* THE PROBLEM *
Transcribe the material exactly. Images do not belong in the copy.

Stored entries
# # # #
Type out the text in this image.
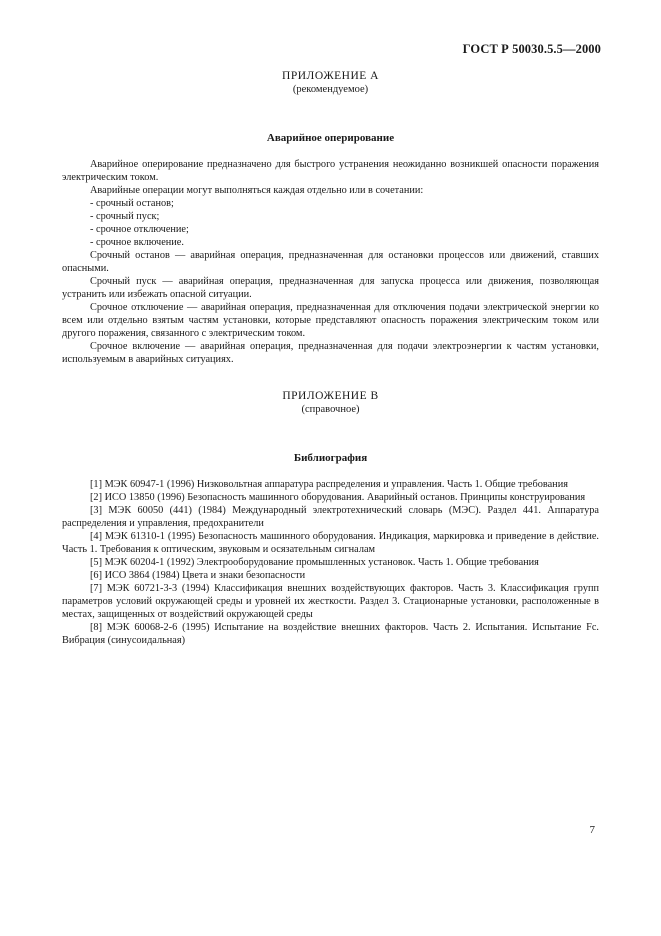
ГОСТ Р 50030.5.5—2000
ПРИЛОЖЕНИЕ А
(рекомендуемое)
Аварийное оперирование

Аварийное оперирование предназначено для быстрого устранения неожиданно возникшей опасности поражения электрическим током.

Аварийные операции могут выполняться каждая отдельно или в сочетании:

- срочный останов;

- срочный пуск;

- срочное отключение;

- срочное включение.

Срочный останов — аварийная операция, предназначенная для остановки процессов или движений, ставших опасными.

Срочный пуск — аварийная операция, предназначенная для запуска процесса или движения, позволяющая устранить или избежать опасной ситуации.

Срочное отключение — аварийная операция, предназначенная для отключения подачи электрической энергии ко всем или отдельно взятым частям установки, которые представляют опасность поражения электрическим током или другого поражения, связанного с электрическим током.

Срочное включение — аварийная операция, предназначенная для подачи электроэнергии к частям установки, используемым в аварийных ситуациях.

ПРИЛОЖЕНИЕ В
(справочное)
Библиография

[1] МЭК 60947-1 (1996) Низковольтная аппаратура распределения и управления. Часть 1. Общие требования

[2] ИСО 13850 (1996) Безопасность машинного оборудования. Аварийный останов. Принципы конструирования

[3] МЭК 60050 (441) (1984) Международный электротехнический словарь (МЭС). Раздел 441. Аппаратура распределения и управления, предохранители

[4] МЭК 61310-1 (1995) Безопасность машинного оборудования. Индикация, маркировка и приведение в действие. Часть 1. Требования к оптическим, звуковым и осязательным сигналам

[5] МЭК 60204-1 (1992) Электрооборудование промышленных установок. Часть 1. Общие требования

[6] ИСО 3864 (1984) Цвета и знаки безопасности

[7] МЭК 60721-3-3 (1994) Классификация внешних воздействующих факторов. Часть 3. Классификация групп параметров условий окружающей среды и уровней их жесткости. Раздел 3. Стационарные установки, расположенные в местах, защищенных от воздействий окружающей среды

[8] МЭК 60068-2-6 (1995) Испытание на воздействие внешних факторов. Часть 2. Испытания. Испытание Fc. Вибрация (синусоидальная)

7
# # # #
* ANSWER TO THIS PROBLEM *
Type out the text in this image.
ГОСТ Р 50030.5.5—2000
ПРИЛОЖЕНИЕ А
(рекомендуемое)
Аварийное оперирование

Аварийное оперирование предназначено для быстрого устранения неожиданно возникшей опасности поражения электрическим током.

Аварийные операции могут выполняться каждая отдельно или в сочетании:

- срочный останов;

- срочный пуск;

- срочное отключение;

- срочное включение.

Срочный останов — аварийная операция, предназначенная для остановки процессов или движений, ставших опасными.

Срочный пуск — аварийная операция, предназначенная для запуска процесса или движения, позволяющая устранить или избежать опасной ситуации.

Срочное отключение — аварийная операция, предназначенная для отключения подачи электрической энергии ко всем или отдельно взятым частям установки, которые представляют опасность поражения электрическим током или другого поражения, связанного с электрическим током.

Срочное включение — аварийная операция, предназначенная для подачи электроэнергии к частям установки, используемым в аварийных ситуациях.

ПРИЛОЖЕНИЕ В
(справочное)
Библиография

[1] МЭК 60947-1 (1996) Низковольтная аппаратура распределения и управления. Часть 1. Общие требования

[2] ИСО 13850 (1996) Безопасность машинного оборудования. Аварийный останов. Принципы конструирования

[3] МЭК 60050 (441) (1984) Международный электротехнический словарь (МЭС). Раздел 441. Аппаратура распределения и управления, предохранители

[4] МЭК 61310-1 (1995) Безопасность машинного оборудования. Индикация, маркировка и приведение в действие. Часть 1. Требования к оптическим, звуковым и осязательным сигналам

[5] МЭК 60204-1 (1992) Электрооборудование промышленных установок. Часть 1. Общие требования

[6] ИСО 3864 (1984) Цвета и знаки безопасности

[7] МЭК 60721-3-3 (1994) Классификация внешних воздействующих факторов. Часть 3. Классификация групп параметров условий окружающей среды и уровней их жесткости. Раздел 3. Стационарные установки, расположенные в местах, защищенных от воздействий окружающей среды

[8] МЭК 60068-2-6 (1995) Испытание на воздействие внешних факторов. Часть 2. Испытания. Испытание Fc. Вибрация (синусоидальная)

7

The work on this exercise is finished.